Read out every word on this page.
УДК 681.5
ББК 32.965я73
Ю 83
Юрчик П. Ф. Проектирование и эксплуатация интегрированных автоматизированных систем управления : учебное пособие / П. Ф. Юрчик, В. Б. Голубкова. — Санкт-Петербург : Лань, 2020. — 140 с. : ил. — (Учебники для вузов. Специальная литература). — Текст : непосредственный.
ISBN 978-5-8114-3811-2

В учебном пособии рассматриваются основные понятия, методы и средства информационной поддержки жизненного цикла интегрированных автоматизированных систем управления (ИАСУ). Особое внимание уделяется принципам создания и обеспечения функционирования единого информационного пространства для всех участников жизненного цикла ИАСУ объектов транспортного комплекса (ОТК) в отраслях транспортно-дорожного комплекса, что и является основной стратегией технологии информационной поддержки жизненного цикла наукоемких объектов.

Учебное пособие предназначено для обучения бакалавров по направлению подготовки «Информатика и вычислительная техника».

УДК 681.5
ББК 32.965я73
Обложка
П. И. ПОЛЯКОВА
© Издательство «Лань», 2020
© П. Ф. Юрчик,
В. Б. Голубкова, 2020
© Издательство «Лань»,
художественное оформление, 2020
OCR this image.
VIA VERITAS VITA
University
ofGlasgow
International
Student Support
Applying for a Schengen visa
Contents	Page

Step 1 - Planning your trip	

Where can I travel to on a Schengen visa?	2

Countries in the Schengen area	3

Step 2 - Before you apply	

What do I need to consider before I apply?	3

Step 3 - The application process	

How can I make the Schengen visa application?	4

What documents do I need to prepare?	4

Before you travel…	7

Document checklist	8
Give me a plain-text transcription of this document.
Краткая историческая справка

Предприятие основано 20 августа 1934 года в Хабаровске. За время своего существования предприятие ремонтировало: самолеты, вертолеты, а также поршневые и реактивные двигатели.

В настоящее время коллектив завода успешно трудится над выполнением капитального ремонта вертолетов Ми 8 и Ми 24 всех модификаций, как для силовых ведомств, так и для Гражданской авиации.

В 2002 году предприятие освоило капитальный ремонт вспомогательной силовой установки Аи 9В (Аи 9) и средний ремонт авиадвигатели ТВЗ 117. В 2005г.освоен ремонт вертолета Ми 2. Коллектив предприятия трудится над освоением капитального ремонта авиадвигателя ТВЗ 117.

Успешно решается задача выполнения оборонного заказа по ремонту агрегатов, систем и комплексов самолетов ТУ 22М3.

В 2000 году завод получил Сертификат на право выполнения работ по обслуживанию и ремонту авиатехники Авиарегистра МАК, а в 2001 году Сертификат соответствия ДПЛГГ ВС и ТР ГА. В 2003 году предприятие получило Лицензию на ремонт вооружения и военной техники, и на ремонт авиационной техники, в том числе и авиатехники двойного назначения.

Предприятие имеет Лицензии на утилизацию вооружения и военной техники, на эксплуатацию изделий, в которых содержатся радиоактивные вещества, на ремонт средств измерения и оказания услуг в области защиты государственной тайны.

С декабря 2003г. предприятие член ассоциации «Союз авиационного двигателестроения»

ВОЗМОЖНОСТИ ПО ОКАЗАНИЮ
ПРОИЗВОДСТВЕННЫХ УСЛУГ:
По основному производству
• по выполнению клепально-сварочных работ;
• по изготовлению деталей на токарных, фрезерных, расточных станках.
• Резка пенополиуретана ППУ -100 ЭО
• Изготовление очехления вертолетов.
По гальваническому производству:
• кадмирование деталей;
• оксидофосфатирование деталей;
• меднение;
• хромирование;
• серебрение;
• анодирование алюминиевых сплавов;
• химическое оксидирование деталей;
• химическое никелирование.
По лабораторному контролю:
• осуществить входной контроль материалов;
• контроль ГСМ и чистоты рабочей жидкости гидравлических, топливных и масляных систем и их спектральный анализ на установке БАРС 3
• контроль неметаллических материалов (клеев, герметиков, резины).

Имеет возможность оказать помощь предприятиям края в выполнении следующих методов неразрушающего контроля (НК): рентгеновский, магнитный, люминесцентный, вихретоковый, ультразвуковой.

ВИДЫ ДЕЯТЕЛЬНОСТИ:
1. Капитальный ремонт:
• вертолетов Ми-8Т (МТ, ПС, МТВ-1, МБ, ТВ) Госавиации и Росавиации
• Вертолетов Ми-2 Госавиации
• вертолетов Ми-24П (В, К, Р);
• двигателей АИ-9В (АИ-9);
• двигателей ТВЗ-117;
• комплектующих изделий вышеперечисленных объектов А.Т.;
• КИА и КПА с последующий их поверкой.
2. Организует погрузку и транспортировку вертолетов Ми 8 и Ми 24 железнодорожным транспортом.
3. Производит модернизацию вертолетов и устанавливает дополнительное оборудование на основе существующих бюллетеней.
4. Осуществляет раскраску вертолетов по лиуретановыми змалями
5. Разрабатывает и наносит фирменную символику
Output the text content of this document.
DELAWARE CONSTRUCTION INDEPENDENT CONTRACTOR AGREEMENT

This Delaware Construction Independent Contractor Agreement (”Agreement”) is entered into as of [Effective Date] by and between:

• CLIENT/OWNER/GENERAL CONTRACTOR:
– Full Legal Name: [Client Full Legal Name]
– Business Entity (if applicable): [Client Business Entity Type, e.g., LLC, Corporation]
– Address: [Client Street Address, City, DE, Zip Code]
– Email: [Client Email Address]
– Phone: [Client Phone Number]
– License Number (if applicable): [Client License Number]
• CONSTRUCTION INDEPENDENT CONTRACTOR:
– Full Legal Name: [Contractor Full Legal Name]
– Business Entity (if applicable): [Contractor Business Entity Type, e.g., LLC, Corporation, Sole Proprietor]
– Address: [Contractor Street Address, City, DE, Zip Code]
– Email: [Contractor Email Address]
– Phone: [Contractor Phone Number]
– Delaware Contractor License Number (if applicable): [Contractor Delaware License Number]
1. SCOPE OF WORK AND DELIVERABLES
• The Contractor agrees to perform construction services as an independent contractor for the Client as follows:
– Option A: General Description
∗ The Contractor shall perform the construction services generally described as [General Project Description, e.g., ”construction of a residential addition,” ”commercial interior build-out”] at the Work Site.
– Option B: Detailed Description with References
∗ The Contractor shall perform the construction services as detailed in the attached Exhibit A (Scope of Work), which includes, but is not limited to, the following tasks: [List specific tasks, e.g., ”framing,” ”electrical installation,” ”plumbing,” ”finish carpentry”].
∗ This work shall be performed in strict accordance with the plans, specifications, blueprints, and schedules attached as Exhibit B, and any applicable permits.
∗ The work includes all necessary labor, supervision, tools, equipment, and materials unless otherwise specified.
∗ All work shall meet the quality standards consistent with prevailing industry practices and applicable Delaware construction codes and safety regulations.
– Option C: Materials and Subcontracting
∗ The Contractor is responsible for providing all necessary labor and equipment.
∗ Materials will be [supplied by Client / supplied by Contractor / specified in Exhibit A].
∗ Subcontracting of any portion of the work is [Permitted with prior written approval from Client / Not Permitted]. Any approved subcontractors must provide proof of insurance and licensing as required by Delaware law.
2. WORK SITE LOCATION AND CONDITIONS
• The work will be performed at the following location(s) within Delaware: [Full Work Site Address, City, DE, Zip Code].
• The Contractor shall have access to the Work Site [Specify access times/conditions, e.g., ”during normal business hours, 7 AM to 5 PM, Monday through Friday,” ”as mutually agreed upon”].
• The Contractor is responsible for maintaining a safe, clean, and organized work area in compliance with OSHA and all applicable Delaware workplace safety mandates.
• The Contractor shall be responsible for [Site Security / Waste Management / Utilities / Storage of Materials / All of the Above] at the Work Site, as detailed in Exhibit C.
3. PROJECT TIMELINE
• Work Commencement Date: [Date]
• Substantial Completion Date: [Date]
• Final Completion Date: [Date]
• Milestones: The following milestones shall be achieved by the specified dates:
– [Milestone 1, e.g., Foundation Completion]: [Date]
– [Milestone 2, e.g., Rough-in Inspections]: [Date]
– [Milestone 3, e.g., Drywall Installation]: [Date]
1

---------------

◆ INSTRUCTIONS TO FOLLOW:
Copy every line of the listing that includes the string "Schengen".

◆ ANSWER BELOW:
Applying for a Schengen visa
Where can I travel to on a Schengen visa?	2
Countries in the Schengen area	3
How can I make the Schengen visa application?	4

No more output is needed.